(Extracted data entries)

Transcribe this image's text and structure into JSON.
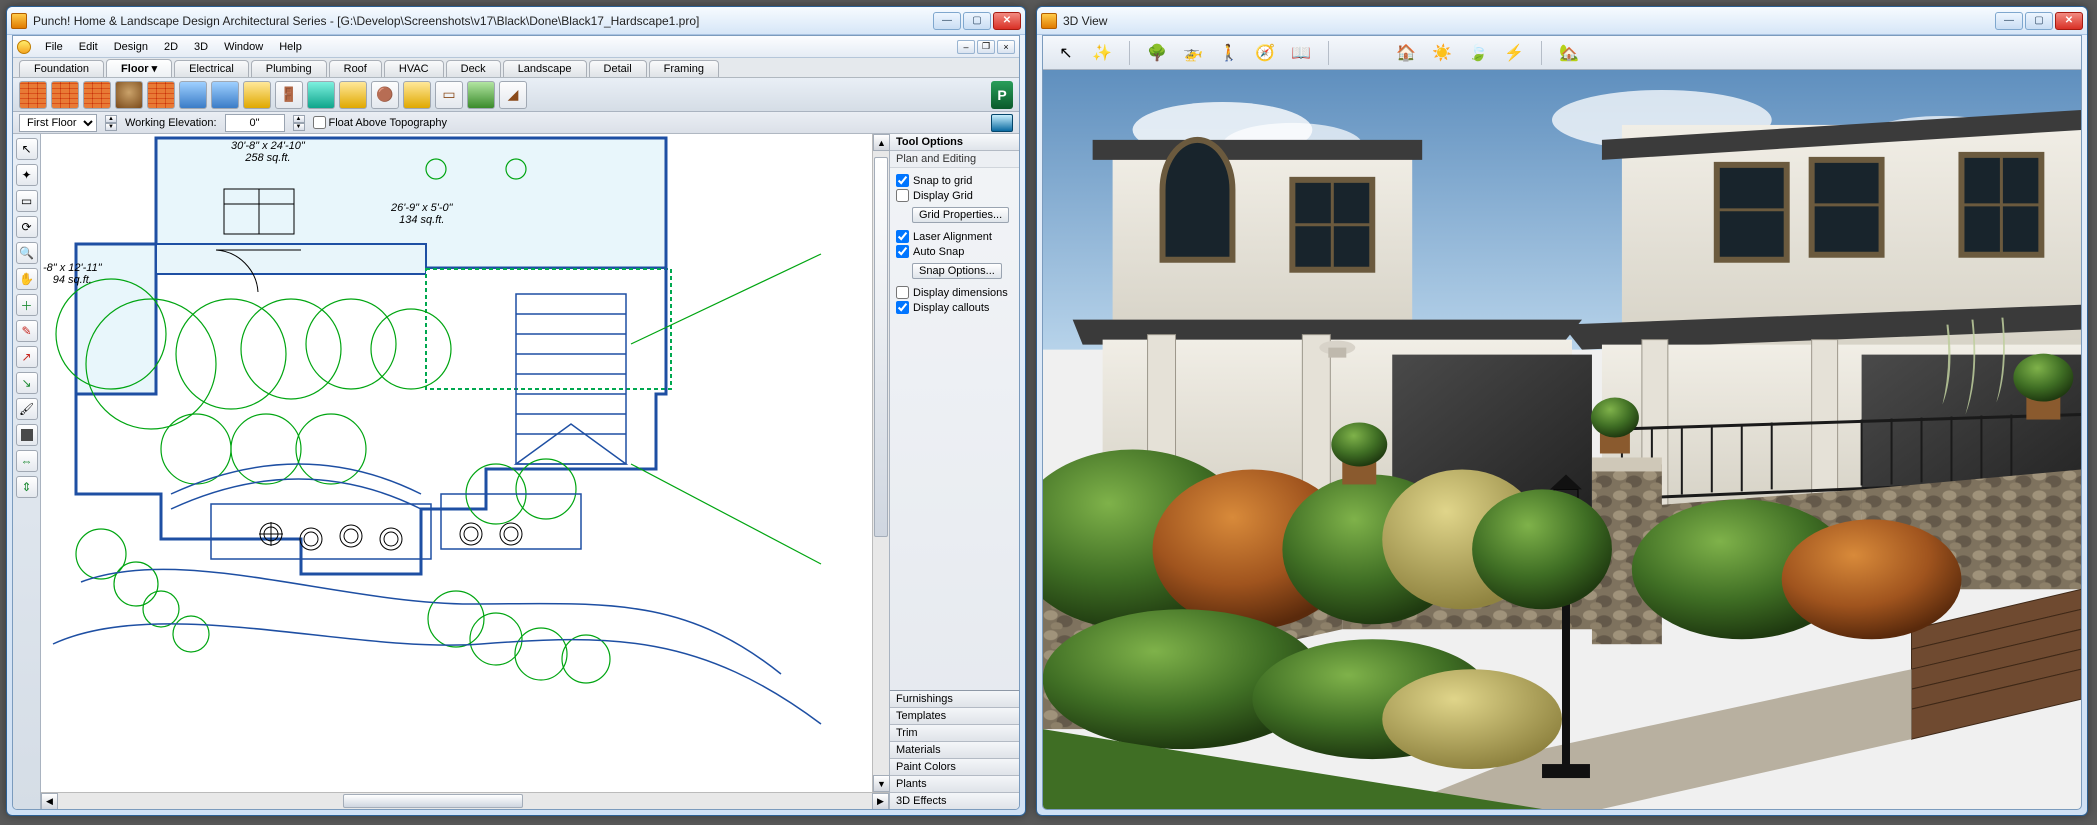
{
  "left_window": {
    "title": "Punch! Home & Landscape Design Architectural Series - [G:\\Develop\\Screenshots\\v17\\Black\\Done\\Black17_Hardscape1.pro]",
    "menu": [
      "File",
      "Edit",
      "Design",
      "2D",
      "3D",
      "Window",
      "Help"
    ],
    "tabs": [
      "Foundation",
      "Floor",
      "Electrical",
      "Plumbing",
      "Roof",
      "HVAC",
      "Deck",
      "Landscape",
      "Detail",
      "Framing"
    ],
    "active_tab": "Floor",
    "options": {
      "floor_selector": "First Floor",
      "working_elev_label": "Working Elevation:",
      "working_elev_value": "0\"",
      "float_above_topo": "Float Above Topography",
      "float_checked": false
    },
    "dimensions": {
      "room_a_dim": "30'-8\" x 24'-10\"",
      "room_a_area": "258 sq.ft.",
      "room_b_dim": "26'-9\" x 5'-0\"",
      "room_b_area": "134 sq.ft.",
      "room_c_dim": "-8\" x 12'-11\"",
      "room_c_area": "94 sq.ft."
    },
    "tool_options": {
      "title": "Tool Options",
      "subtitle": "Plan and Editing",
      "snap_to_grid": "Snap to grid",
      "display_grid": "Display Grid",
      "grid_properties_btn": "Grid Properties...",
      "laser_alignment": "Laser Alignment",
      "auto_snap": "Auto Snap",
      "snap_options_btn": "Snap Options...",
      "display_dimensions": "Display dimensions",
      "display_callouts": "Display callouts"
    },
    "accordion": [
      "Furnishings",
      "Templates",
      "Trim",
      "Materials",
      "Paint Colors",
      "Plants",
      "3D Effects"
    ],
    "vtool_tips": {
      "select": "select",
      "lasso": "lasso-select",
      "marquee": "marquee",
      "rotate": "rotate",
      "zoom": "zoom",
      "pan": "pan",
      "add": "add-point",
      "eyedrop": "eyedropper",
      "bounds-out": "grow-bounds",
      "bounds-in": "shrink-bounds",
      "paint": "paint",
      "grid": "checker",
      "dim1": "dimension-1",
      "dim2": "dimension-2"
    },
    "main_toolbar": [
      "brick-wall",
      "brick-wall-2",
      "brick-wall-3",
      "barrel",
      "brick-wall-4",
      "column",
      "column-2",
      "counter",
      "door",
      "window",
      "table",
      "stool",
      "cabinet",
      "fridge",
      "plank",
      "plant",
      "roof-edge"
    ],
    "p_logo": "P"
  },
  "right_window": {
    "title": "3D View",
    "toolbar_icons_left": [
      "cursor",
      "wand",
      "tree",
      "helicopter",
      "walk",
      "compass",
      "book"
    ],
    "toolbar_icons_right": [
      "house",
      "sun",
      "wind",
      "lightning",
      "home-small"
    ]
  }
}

--

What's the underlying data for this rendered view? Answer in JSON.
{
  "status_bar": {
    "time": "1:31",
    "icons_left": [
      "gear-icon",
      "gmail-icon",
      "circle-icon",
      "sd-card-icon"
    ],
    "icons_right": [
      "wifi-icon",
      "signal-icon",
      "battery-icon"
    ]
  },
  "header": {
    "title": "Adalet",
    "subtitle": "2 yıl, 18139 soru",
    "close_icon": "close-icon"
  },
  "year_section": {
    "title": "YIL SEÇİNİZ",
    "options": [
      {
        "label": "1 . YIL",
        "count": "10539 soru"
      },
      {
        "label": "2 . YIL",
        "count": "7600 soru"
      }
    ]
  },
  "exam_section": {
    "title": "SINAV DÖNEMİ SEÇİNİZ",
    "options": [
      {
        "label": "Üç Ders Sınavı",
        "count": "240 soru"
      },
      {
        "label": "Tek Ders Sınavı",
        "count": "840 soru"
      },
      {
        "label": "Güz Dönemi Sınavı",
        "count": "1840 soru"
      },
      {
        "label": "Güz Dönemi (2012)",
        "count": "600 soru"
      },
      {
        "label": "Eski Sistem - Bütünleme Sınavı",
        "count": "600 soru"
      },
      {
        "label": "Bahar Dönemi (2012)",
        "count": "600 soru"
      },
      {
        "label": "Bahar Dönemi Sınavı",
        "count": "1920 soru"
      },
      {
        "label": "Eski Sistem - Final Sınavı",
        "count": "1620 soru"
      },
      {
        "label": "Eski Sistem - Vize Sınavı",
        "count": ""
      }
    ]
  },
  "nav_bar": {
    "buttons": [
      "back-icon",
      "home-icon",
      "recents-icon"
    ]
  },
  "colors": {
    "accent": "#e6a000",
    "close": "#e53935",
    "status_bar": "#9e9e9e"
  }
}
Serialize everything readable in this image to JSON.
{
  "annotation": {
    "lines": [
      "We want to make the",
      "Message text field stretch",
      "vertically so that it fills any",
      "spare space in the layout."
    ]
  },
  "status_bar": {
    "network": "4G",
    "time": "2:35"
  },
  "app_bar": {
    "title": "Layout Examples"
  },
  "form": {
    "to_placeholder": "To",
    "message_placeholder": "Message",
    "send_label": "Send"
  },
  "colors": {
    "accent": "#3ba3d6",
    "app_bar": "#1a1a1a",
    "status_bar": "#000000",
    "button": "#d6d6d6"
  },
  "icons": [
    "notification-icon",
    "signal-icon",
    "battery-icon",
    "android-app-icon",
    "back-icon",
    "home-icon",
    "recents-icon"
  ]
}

...

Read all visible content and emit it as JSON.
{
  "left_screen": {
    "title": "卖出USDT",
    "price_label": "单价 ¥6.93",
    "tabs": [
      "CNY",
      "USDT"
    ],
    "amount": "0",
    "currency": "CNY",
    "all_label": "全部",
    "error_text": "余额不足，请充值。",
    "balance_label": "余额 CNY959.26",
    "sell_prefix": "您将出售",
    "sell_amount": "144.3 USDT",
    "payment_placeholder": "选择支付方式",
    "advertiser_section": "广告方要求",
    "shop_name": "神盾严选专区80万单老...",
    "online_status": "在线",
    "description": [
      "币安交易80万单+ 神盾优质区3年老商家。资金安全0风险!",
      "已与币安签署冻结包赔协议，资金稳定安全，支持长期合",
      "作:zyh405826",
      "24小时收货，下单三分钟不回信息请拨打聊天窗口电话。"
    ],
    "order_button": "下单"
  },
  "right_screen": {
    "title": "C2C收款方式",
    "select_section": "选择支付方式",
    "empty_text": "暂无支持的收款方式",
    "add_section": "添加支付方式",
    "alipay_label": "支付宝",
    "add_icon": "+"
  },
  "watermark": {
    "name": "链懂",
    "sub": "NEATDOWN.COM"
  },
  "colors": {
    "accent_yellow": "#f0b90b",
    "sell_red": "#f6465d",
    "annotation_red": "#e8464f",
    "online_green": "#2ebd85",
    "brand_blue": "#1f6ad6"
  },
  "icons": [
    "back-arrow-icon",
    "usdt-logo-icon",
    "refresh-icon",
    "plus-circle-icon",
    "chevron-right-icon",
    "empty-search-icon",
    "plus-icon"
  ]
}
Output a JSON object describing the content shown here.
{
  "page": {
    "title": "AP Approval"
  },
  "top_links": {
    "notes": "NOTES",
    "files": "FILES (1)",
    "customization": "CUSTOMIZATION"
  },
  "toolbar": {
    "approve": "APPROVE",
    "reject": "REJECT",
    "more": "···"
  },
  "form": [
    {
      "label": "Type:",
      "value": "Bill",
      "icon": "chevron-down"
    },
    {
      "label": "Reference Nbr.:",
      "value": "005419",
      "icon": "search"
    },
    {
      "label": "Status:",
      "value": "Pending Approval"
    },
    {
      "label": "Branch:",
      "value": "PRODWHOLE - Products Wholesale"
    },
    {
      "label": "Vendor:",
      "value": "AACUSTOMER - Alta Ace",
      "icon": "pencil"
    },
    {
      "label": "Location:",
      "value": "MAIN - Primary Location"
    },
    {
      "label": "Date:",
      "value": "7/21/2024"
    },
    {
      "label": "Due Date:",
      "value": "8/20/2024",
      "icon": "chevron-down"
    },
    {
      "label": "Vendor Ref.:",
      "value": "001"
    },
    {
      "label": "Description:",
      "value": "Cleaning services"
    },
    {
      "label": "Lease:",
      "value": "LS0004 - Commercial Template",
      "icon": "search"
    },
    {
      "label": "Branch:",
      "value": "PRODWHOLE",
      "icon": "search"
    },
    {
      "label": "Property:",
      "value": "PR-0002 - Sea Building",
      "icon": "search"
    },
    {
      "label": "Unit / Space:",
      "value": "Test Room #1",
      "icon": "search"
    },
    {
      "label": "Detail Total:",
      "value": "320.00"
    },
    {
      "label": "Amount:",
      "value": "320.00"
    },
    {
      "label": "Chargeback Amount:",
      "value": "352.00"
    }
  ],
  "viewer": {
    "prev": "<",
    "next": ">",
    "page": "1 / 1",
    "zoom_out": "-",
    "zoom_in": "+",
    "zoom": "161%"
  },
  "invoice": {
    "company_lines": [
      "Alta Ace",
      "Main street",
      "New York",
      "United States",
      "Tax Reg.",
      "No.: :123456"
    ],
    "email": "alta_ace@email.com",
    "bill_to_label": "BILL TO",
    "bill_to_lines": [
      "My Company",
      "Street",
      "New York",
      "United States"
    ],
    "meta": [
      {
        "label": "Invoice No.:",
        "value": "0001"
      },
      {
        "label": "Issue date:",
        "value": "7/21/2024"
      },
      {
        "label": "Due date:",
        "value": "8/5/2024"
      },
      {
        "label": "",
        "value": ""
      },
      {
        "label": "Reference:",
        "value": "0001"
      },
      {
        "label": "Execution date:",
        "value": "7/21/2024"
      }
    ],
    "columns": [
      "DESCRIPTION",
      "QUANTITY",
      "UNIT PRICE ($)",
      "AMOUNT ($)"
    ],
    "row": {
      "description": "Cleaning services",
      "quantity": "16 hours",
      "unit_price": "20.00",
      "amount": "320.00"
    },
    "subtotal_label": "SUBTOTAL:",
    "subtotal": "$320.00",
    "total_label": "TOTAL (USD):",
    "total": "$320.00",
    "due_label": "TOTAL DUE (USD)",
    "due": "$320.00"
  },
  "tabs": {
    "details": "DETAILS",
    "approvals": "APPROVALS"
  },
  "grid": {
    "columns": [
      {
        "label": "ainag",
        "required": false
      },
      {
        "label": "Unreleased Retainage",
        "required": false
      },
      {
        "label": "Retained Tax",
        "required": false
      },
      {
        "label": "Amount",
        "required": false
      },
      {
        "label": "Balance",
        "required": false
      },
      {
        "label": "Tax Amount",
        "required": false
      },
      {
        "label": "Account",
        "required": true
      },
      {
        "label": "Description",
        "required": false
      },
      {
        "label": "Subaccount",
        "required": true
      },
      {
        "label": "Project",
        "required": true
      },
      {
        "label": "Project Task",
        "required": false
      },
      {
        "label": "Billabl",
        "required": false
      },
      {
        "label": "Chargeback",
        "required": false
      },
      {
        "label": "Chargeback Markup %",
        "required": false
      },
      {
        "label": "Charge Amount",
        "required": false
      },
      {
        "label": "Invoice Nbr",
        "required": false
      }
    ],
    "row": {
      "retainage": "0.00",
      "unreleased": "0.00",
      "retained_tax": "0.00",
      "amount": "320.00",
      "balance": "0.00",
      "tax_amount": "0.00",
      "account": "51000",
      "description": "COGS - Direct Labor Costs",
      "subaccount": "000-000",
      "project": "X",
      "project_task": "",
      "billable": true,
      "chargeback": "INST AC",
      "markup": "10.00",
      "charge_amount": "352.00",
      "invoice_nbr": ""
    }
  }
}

■ WHAT IS EXPECTED ■
Go over the records above and tally each line that includes "brick". Give the total by itself.

■ THE REPLY ■
4